#### GIVEN REQUEST:
Copy all lines holding the word "diagnosis" from the entries.

#### SUPPLIED INFORMATION:
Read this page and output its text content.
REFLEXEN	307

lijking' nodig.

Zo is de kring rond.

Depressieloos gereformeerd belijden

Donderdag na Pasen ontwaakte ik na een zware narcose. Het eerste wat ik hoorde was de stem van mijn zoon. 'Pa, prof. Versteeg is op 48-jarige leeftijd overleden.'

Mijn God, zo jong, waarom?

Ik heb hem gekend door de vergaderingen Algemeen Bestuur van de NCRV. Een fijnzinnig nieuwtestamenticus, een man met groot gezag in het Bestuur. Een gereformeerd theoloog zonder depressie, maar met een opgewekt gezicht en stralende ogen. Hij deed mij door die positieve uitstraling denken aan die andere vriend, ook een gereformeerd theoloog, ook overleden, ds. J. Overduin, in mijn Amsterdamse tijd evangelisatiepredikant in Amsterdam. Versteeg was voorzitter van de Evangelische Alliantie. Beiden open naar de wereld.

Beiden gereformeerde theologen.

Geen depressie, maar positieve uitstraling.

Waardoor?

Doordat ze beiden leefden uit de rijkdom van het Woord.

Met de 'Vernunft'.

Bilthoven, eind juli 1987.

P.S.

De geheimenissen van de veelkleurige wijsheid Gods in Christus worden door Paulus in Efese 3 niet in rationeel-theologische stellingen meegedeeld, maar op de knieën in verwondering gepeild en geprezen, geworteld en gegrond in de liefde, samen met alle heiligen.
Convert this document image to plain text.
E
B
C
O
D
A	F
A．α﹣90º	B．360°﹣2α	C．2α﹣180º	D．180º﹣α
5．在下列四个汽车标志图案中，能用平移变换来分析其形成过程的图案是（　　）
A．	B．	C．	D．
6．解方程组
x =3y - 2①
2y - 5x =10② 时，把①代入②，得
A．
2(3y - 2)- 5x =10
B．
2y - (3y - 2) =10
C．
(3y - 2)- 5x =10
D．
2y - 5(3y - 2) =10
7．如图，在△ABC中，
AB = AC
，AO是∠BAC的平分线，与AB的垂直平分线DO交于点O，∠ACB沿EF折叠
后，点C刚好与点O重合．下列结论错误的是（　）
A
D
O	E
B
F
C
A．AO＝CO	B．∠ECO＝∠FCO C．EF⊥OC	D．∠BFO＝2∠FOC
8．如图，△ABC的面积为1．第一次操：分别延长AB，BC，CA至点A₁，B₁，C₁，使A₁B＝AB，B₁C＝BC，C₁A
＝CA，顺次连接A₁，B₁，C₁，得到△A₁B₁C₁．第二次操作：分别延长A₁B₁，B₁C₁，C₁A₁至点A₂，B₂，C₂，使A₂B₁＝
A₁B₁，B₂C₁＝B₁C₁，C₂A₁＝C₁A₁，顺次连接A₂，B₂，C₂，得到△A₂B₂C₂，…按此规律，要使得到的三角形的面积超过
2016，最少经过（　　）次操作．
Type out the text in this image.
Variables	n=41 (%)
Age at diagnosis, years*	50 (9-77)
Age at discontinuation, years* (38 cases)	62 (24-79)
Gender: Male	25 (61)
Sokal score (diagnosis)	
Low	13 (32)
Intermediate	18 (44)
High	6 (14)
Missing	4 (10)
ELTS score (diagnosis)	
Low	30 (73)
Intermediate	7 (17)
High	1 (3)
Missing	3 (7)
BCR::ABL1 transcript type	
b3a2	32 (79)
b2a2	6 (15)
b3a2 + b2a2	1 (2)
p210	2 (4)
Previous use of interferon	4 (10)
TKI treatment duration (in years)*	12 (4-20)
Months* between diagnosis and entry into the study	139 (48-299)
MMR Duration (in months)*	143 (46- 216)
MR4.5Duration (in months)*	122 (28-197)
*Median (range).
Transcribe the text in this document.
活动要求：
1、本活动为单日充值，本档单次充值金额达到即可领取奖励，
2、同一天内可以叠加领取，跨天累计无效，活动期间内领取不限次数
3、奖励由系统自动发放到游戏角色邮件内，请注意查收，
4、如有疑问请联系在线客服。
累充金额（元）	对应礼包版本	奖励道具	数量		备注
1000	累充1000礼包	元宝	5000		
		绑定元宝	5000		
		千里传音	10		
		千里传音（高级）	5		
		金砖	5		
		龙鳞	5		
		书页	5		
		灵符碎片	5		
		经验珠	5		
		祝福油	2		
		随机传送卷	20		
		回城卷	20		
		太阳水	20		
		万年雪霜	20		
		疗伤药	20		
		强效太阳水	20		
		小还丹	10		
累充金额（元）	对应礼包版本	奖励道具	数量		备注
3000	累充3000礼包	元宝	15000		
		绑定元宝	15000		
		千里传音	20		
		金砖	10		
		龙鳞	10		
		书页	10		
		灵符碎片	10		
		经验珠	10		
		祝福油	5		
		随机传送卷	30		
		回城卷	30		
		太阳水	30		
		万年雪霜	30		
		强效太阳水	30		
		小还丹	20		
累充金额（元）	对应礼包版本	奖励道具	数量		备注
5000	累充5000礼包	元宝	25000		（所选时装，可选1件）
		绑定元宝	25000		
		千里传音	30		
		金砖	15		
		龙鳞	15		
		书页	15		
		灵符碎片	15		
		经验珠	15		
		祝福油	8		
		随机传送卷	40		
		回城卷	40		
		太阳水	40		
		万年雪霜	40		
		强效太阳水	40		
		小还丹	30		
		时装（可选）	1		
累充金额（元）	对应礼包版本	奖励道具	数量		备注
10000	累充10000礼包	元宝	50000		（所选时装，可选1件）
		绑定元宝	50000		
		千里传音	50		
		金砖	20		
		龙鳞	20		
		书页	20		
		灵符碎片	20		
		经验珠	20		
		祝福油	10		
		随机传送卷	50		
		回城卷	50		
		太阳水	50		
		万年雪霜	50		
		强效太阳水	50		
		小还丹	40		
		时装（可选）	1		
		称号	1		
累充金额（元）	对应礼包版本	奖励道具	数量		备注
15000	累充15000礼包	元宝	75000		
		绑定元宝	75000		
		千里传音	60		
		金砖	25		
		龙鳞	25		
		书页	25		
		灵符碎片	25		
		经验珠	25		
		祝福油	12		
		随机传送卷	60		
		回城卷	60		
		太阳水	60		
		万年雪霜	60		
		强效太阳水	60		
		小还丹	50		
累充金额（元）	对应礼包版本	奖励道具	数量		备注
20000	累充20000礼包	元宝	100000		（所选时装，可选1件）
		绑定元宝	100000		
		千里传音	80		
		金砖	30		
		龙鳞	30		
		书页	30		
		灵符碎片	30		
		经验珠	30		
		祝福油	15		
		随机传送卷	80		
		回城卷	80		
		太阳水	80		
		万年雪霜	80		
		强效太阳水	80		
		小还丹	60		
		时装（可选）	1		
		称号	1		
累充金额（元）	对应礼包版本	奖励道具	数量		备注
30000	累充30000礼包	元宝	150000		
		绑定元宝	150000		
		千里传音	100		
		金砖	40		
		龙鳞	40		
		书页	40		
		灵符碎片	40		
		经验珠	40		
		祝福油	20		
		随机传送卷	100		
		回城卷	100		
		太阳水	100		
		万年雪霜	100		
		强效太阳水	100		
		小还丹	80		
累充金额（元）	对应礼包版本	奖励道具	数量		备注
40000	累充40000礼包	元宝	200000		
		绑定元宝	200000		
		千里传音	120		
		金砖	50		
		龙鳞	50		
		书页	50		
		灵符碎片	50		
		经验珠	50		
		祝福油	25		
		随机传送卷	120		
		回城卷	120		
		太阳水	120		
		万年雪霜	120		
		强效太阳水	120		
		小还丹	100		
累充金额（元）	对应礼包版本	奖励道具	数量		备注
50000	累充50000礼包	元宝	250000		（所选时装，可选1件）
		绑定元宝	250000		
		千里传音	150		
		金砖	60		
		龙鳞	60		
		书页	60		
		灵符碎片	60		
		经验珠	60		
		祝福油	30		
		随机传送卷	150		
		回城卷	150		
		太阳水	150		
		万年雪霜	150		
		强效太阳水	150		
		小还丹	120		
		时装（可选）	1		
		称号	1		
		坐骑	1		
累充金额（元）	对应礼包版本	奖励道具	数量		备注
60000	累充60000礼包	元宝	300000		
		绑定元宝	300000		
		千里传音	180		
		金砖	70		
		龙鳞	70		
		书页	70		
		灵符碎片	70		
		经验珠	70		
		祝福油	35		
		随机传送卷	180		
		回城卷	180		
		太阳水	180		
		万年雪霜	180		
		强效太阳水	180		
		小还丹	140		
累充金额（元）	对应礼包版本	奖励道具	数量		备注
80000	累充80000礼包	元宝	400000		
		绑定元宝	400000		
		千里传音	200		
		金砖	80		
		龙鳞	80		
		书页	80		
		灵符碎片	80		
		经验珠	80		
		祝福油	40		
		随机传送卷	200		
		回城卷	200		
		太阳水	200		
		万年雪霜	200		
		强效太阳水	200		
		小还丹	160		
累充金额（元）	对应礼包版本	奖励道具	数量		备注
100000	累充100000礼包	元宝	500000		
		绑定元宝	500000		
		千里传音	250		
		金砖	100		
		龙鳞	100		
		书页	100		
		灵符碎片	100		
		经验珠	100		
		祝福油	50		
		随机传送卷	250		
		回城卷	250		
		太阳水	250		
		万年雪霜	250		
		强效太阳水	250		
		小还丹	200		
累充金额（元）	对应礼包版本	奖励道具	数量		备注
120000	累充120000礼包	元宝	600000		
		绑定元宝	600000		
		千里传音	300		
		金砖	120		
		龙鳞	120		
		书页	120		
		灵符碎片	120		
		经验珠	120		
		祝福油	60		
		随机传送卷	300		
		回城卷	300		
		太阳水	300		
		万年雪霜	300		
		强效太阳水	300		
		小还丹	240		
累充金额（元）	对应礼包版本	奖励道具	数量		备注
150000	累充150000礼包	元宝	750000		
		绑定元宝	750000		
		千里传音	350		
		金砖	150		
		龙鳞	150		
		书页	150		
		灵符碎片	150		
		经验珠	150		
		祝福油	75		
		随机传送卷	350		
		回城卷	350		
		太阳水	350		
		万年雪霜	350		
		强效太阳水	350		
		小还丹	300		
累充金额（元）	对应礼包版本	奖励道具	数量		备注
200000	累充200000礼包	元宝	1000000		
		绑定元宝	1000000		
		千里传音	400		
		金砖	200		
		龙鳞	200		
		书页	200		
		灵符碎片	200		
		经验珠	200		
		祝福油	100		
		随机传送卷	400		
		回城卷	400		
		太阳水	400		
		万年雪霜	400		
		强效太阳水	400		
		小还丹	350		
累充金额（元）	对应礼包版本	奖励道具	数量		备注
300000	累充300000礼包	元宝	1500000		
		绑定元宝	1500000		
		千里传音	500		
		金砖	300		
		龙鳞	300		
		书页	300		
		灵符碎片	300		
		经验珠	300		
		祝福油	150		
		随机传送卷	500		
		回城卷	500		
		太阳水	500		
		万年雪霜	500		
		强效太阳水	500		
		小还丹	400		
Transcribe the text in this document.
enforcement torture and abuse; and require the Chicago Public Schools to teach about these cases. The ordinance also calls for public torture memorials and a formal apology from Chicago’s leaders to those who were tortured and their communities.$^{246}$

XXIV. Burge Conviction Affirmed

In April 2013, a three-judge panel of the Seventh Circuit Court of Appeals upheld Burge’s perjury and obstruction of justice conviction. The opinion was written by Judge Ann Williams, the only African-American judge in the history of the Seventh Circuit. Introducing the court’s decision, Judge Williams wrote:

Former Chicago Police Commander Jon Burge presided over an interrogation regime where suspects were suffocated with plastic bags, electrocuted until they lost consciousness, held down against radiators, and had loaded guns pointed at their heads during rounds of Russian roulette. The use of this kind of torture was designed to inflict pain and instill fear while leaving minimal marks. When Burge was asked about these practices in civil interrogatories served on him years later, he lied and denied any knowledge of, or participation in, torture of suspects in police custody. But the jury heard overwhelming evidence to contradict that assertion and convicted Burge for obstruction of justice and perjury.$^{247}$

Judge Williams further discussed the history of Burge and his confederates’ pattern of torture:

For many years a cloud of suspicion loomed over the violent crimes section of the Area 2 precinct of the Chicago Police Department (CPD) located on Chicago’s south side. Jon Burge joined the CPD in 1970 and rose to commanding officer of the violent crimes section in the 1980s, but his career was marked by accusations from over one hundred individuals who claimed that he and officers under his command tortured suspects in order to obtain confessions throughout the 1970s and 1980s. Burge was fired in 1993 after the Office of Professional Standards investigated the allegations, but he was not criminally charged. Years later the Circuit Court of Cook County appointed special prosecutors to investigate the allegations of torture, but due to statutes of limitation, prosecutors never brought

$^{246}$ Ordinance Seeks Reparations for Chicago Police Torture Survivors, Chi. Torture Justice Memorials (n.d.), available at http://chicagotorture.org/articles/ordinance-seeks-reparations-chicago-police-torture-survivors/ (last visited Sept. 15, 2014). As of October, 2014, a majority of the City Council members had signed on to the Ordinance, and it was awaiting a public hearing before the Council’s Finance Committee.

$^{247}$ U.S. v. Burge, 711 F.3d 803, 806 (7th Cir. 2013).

#### WRITTEN SOLUTION:
Age at diagnosis, years*	50 (9-77)
Sokal score (diagnosis)	
ELTS score (diagnosis)	
Months* between diagnosis and entry into the study	139 (48-299)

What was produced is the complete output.